**Required task:**
Exactly reproduce the lines that follow.

**Listed entries:**
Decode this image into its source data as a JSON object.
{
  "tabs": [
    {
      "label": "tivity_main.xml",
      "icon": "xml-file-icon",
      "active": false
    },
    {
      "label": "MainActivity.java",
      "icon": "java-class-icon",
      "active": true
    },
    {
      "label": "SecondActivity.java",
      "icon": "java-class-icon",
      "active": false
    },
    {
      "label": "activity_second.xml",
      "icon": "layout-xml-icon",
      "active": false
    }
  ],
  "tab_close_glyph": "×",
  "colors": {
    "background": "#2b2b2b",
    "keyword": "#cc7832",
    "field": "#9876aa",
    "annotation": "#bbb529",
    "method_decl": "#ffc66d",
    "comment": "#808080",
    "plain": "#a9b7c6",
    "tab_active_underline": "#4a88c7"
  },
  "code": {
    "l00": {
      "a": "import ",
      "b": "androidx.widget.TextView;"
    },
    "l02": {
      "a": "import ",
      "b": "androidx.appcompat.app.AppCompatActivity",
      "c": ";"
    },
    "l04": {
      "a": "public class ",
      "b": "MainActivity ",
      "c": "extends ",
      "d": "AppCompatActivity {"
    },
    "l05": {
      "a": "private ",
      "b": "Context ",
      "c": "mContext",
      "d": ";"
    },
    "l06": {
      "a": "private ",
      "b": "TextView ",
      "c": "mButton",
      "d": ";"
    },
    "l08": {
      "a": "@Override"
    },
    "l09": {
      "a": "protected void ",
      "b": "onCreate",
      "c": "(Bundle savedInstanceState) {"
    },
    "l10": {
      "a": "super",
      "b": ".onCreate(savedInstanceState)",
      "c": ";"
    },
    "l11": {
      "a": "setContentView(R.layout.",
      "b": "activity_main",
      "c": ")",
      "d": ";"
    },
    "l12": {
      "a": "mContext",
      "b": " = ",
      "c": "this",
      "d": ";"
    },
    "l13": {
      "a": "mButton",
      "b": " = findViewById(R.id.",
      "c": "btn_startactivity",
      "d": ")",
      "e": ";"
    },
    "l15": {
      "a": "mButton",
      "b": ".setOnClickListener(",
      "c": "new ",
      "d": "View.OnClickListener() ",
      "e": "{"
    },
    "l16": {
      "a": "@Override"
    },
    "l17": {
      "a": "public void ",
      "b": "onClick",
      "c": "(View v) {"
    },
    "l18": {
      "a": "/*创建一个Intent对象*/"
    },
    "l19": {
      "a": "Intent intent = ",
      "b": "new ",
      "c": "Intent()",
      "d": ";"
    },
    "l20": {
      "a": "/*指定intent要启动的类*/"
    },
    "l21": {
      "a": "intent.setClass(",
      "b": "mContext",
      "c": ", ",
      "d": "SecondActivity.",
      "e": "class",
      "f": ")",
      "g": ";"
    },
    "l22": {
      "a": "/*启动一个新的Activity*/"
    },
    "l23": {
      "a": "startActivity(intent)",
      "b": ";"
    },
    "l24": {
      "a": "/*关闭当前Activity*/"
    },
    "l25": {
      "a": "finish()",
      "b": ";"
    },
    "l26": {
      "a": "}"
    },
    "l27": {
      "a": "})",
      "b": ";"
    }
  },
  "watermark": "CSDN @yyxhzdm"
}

**Answer to the exercise:**
Decode this image into its source data as a JSON object.
{
  "tabs": [
    {
      "label": "tivity_main.xml",
      "icon": "xml-file-icon",
      "active": false
    },
    {
      "label": "MainActivity.java",
      "icon": "java-class-icon",
      "active": true
    },
    {
      "label": "SecondActivity.java",
      "icon": "java-class-icon",
      "active": false
    },
    {
      "label": "activity_second.xml",
      "icon": "layout-xml-icon",
      "active": false
    }
  ],
  "tab_close_glyph": "×",
  "colors": {
    "background": "#2b2b2b",
    "keyword": "#cc7832",
    "field": "#9876aa",
    "annotation": "#bbb529",
    "method_decl": "#ffc66d",
    "comment": "#808080",
    "plain": "#a9b7c6",
    "tab_active_underline": "#4a88c7"
  },
  "code": {
    "l00": {
      "a": "import ",
      "b": "androidx.widget.TextView;"
    },
    "l02": {
      "a": "import ",
      "b": "androidx.appcompat.app.AppCompatActivity",
      "c": ";"
    },
    "l04": {
      "a": "public class ",
      "b": "MainActivity ",
      "c": "extends ",
      "d": "AppCompatActivity {"
    },
    "l05": {
      "a": "private ",
      "b": "Context ",
      "c": "mContext",
      "d": ";"
    },
    "l06": {
      "a": "private ",
      "b": "TextView ",
      "c": "mButton",
      "d": ";"
    },
    "l08": {
      "a": "@Override"
    },
    "l09": {
      "a": "protected void ",
      "b": "onCreate",
      "c": "(Bundle savedInstanceState) {"
    },
    "l10": {
      "a": "super",
      "b": ".onCreate(savedInstanceState)",
      "c": ";"
    },
    "l11": {
      "a": "setContentView(R.layout.",
      "b": "activity_main",
      "c": ")",
      "d": ";"
    },
    "l12": {
      "a": "mContext",
      "b": " = ",
      "c": "this",
      "d": ";"
    },
    "l13": {
      "a": "mButton",
      "b": " = findViewById(R.id.",
      "c": "btn_startactivity",
      "d": ")",
      "e": ";"
    },
    "l15": {
      "a": "mButton",
      "b": ".setOnClickListener(",
      "c": "new ",
      "d": "View.OnClickListener() ",
      "e": "{"
    },
    "l16": {
      "a": "@Override"
    },
    "l17": {
      "a": "public void ",
      "b": "onClick",
      "c": "(View v) {"
    },
    "l18": {
      "a": "/*创建一个Intent对象*/"
    },
    "l19": {
      "a": "Intent intent = ",
      "b": "new ",
      "c": "Intent()",
      "d": ";"
    },
    "l20": {
      "a": "/*指定intent要启动的类*/"
    },
    "l21": {
      "a": "intent.setClass(",
      "b": "mContext",
      "c": ", ",
      "d": "SecondActivity.",
      "e": "class",
      "f": ")",
      "g": ";"
    },
    "l22": {
      "a": "/*启动一个新的Activity*/"
    },
    "l23": {
      "a": "startActivity(intent)",
      "b": ";"
    },
    "l24": {
      "a": "/*关闭当前Activity*/"
    },
    "l25": {
      "a": "finish()",
      "b": ";"
    },
    "l26": {
      "a": "}"
    },
    "l27": {
      "a": "})",
      "b": ";"
    }
  },
  "watermark": "CSDN @yyxhzdm"
}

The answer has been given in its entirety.